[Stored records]
===============

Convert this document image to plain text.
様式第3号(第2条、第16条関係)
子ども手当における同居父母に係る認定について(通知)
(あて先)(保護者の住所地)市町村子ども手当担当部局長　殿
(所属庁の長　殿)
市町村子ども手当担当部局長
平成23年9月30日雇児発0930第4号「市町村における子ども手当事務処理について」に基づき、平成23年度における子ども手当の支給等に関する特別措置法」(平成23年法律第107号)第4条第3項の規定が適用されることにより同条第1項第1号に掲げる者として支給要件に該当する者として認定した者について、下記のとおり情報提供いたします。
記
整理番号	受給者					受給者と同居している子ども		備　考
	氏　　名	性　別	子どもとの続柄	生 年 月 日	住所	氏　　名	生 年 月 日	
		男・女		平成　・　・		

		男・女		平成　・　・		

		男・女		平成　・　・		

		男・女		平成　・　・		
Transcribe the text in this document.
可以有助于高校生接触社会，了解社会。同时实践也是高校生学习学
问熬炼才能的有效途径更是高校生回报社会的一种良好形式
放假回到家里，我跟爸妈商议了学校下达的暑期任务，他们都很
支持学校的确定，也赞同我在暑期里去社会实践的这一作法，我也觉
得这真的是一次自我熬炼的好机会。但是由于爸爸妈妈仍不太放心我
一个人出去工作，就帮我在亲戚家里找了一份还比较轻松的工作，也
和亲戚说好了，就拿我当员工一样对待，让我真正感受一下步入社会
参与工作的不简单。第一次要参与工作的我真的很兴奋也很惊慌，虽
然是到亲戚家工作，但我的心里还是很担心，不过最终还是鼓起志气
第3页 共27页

===============

• Exercise aim:
Show every line from the listing above in which the string "document" appears.

• Result for this task:
Convert this document image to plain text.
Transcribe the text in this document.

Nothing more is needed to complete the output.